### Your objective
Could you print all the entries exactly?

### Supplied records
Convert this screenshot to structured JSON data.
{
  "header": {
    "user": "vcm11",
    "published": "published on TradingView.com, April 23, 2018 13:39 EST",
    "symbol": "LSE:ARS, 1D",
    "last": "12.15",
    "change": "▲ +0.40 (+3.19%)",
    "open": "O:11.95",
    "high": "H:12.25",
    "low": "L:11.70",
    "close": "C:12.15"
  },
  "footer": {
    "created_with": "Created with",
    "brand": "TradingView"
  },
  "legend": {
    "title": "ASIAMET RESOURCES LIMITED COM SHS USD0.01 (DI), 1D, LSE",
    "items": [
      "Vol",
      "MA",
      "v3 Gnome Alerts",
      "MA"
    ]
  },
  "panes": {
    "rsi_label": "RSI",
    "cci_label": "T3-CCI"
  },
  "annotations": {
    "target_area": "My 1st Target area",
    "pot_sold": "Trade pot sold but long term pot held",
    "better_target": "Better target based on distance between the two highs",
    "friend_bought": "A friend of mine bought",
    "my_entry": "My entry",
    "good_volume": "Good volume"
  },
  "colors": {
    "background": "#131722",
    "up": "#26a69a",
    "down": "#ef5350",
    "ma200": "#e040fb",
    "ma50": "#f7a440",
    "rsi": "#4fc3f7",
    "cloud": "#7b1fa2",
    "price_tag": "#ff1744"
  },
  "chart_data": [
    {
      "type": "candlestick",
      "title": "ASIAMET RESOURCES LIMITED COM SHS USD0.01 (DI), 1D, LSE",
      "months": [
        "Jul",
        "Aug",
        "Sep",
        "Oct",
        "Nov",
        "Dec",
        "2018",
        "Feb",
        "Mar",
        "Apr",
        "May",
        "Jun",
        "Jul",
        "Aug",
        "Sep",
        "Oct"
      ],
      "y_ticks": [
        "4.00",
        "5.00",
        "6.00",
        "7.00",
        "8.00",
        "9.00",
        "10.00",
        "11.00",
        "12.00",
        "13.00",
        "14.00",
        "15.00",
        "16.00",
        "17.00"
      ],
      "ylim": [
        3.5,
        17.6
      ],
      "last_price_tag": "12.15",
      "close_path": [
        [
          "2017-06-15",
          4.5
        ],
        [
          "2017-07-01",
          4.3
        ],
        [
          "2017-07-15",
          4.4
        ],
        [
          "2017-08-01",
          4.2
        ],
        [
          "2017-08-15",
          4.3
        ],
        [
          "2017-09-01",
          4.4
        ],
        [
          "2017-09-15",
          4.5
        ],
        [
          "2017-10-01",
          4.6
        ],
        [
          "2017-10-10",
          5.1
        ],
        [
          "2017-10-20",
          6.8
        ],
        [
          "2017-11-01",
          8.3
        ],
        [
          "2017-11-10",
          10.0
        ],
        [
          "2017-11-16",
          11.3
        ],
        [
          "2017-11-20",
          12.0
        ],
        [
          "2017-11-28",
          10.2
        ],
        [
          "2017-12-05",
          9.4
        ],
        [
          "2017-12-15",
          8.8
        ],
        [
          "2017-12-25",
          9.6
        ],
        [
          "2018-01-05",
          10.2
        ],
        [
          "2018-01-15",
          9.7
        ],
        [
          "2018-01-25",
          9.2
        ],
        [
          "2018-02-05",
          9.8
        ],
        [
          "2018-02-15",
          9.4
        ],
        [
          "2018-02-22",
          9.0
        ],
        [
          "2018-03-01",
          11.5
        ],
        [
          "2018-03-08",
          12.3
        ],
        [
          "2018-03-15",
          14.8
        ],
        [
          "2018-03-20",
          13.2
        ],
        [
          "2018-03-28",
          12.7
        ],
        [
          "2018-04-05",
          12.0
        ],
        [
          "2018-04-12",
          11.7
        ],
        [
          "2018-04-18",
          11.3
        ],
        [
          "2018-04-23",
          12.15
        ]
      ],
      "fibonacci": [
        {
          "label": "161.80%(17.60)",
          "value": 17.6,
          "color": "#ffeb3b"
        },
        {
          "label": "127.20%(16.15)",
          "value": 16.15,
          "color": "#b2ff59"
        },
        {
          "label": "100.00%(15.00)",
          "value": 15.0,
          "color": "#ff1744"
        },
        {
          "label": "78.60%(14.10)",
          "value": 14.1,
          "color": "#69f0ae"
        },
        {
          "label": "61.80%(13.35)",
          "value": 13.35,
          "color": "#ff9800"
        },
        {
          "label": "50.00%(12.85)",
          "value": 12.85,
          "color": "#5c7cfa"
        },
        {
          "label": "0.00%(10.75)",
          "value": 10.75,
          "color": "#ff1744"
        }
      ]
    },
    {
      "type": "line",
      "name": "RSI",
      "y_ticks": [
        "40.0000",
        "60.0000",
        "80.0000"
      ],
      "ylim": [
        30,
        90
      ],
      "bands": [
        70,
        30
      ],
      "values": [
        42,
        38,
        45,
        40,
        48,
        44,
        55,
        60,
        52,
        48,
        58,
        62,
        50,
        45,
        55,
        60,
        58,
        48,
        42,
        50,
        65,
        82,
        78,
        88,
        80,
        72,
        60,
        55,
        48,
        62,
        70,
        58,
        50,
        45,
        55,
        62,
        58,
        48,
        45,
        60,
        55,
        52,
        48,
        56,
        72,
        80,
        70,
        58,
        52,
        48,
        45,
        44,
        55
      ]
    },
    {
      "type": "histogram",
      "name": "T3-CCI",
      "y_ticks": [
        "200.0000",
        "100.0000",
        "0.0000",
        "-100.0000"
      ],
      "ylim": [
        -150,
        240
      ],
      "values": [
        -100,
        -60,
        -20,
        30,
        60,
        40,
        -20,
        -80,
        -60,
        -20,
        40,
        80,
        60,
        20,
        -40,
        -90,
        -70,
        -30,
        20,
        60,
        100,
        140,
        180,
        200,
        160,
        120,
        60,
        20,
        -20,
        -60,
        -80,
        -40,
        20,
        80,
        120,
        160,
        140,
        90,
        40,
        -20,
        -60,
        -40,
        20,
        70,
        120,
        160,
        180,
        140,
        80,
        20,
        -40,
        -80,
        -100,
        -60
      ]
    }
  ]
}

### Worked solution
Convert this screenshot to structured JSON data.
{
  "header": {
    "user": "vcm11",
    "published": "published on TradingView.com, April 23, 2018 13:39 EST",
    "symbol": "LSE:ARS, 1D",
    "last": "12.15",
    "change": "▲ +0.40 (+3.19%)",
    "open": "O:11.95",
    "high": "H:12.25",
    "low": "L:11.70",
    "close": "C:12.15"
  },
  "footer": {
    "created_with": "Created with",
    "brand": "TradingView"
  },
  "legend": {
    "title": "ASIAMET RESOURCES LIMITED COM SHS USD0.01 (DI), 1D, LSE",
    "items": [
      "Vol",
      "MA",
      "v3 Gnome Alerts",
      "MA"
    ]
  },
  "panes": {
    "rsi_label": "RSI",
    "cci_label": "T3-CCI"
  },
  "annotations": {
    "target_area": "My 1st Target area",
    "pot_sold": "Trade pot sold but long term pot held",
    "better_target": "Better target based on distance between the two highs",
    "friend_bought": "A friend of mine bought",
    "my_entry": "My entry",
    "good_volume": "Good volume"
  },
  "colors": {
    "background": "#131722",
    "up": "#26a69a",
    "down": "#ef5350",
    "ma200": "#e040fb",
    "ma50": "#f7a440",
    "rsi": "#4fc3f7",
    "cloud": "#7b1fa2",
    "price_tag": "#ff1744"
  },
  "chart_data": [
    {
      "type": "candlestick",
      "title": "ASIAMET RESOURCES LIMITED COM SHS USD0.01 (DI), 1D, LSE",
      "months": [
        "Jul",
        "Aug",
        "Sep",
        "Oct",
        "Nov",
        "Dec",
        "2018",
        "Feb",
        "Mar",
        "Apr",
        "May",
        "Jun",
        "Jul",
        "Aug",
        "Sep",
        "Oct"
      ],
      "y_ticks": [
        "4.00",
        "5.00",
        "6.00",
        "7.00",
        "8.00",
        "9.00",
        "10.00",
        "11.00",
        "12.00",
        "13.00",
        "14.00",
        "15.00",
        "16.00",
        "17.00"
      ],
      "ylim": [
        3.5,
        17.6
      ],
      "last_price_tag": "12.15",
      "close_path": [
        [
          "2017-06-15",
          4.5
        ],
        [
          "2017-07-01",
          4.3
        ],
        [
          "2017-07-15",
          4.4
        ],
        [
          "2017-08-01",
          4.2
        ],
        [
          "2017-08-15",
          4.3
        ],
        [
          "2017-09-01",
          4.4
        ],
        [
          "2017-09-15",
          4.5
        ],
        [
          "2017-10-01",
          4.6
        ],
        [
          "2017-10-10",
          5.1
        ],
        [
          "2017-10-20",
          6.8
        ],
        [
          "2017-11-01",
          8.3
        ],
        [
          "2017-11-10",
          10.0
        ],
        [
          "2017-11-16",
          11.3
        ],
        [
          "2017-11-20",
          12.0
        ],
        [
          "2017-11-28",
          10.2
        ],
        [
          "2017-12-05",
          9.4
        ],
        [
          "2017-12-15",
          8.8
        ],
        [
          "2017-12-25",
          9.6
        ],
        [
          "2018-01-05",
          10.2
        ],
        [
          "2018-01-15",
          9.7
        ],
        [
          "2018-01-25",
          9.2
        ],
        [
          "2018-02-05",
          9.8
        ],
        [
          "2018-02-15",
          9.4
        ],
        [
          "2018-02-22",
          9.0
        ],
        [
          "2018-03-01",
          11.5
        ],
        [
          "2018-03-08",
          12.3
        ],
        [
          "2018-03-15",
          14.8
        ],
        [
          "2018-03-20",
          13.2
        ],
        [
          "2018-03-28",
          12.7
        ],
        [
          "2018-04-05",
          12.0
        ],
        [
          "2018-04-12",
          11.7
        ],
        [
          "2018-04-18",
          11.3
        ],
        [
          "2018-04-23",
          12.15
        ]
      ],
      "fibonacci": [
        {
          "label": "161.80%(17.60)",
          "value": 17.6,
          "color": "#ffeb3b"
        },
        {
          "label": "127.20%(16.15)",
          "value": 16.15,
          "color": "#b2ff59"
        },
        {
          "label": "100.00%(15.00)",
          "value": 15.0,
          "color": "#ff1744"
        },
        {
          "label": "78.60%(14.10)",
          "value": 14.1,
          "color": "#69f0ae"
        },
        {
          "label": "61.80%(13.35)",
          "value": 13.35,
          "color": "#ff9800"
        },
        {
          "label": "50.00%(12.85)",
          "value": 12.85,
          "color": "#5c7cfa"
        },
        {
          "label": "0.00%(10.75)",
          "value": 10.75,
          "color": "#ff1744"
        }
      ]
    },
    {
      "type": "line",
      "name": "RSI",
      "y_ticks": [
        "40.0000",
        "60.0000",
        "80.0000"
      ],
      "ylim": [
        30,
        90
      ],
      "bands": [
        70,
        30
      ],
      "values": [
        42,
        38,
        45,
        40,
        48,
        44,
        55,
        60,
        52,
        48,
        58,
        62,
        50,
        45,
        55,
        60,
        58,
        48,
        42,
        50,
        65,
        82,
        78,
        88,
        80,
        72,
        60,
        55,
        48,
        62,
        70,
        58,
        50,
        45,
        55,
        62,
        58,
        48,
        45,
        60,
        55,
        52,
        48,
        56,
        72,
        80,
        70,
        58,
        52,
        48,
        45,
        44,
        55
      ]
    },
    {
      "type": "histogram",
      "name": "T3-CCI",
      "y_ticks": [
        "200.0000",
        "100.0000",
        "0.0000",
        "-100.0000"
      ],
      "ylim": [
        -150,
        240
      ],
      "values": [
        -100,
        -60,
        -20,
        30,
        60,
        40,
        -20,
        -80,
        -60,
        -20,
        40,
        80,
        60,
        20,
        -40,
        -90,
        -70,
        -30,
        20,
        60,
        100,
        140,
        180,
        200,
        160,
        120,
        60,
        20,
        -20,
        -60,
        -80,
        -40,
        20,
        80,
        120,
        160,
        140,
        90,
        40,
        -20,
        -60,
        -40,
        20,
        70,
        120,
        160,
        180,
        140,
        80,
        20,
        -40,
        -80,
        -100,
        -60
      ]
    }
  ]
}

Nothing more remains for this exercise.